* _What the exercise asks_
Emit the data below verbatim, stripping out any pictures.

* _Information supplied_
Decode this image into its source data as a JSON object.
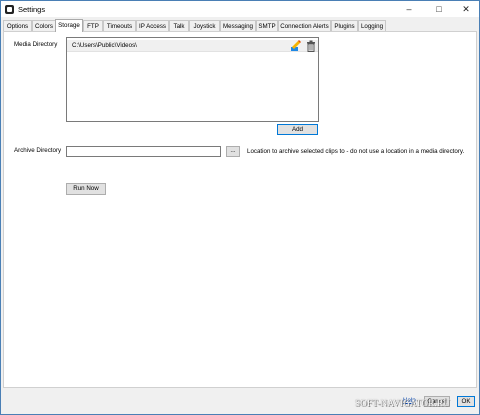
{
  "window": {
    "title": "Settings"
  },
  "tabs": [
    "Options",
    "Colors",
    "Storage",
    "FTP",
    "Timeouts",
    "IP Access",
    "Talk",
    "Joystick",
    "Messaging",
    "SMTP",
    "Connection Alerts",
    "Plugins",
    "Logging"
  ],
  "active_tab": "Storage",
  "storage": {
    "media_directory_label": "Media Directory",
    "media_directories": [
      "C:\\Users\\Public\\Videos\\"
    ],
    "add_label": "Add",
    "archive_directory_label": "Archive Directory",
    "archive_value": "",
    "browse_label": "...",
    "archive_hint": "Location to archive selected clips to - do not use a location in a media directory.",
    "run_now_label": "Run Now"
  },
  "footer": {
    "help_label": "Help",
    "cancel_label": "Cancel",
    "ok_label": "OK"
  },
  "watermark": "SOFT-NAVIGATOR.RU"
}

* _In response_
Decode this image into its source data as a JSON object.
{
  "window": {
    "title": "Settings"
  },
  "tabs": [
    "Options",
    "Colors",
    "Storage",
    "FTP",
    "Timeouts",
    "IP Access",
    "Talk",
    "Joystick",
    "Messaging",
    "SMTP",
    "Connection Alerts",
    "Plugins",
    "Logging"
  ],
  "active_tab": "Storage",
  "storage": {
    "media_directory_label": "Media Directory",
    "media_directories": [
      "C:\\Users\\Public\\Videos\\"
    ],
    "add_label": "Add",
    "archive_directory_label": "Archive Directory",
    "archive_value": "",
    "browse_label": "...",
    "archive_hint": "Location to archive selected clips to - do not use a location in a media directory.",
    "run_now_label": "Run Now"
  },
  "footer": {
    "help_label": "Help",
    "cancel_label": "Cancel",
    "ok_label": "OK"
  },
  "watermark": "SOFT-NAVIGATOR.RU"
}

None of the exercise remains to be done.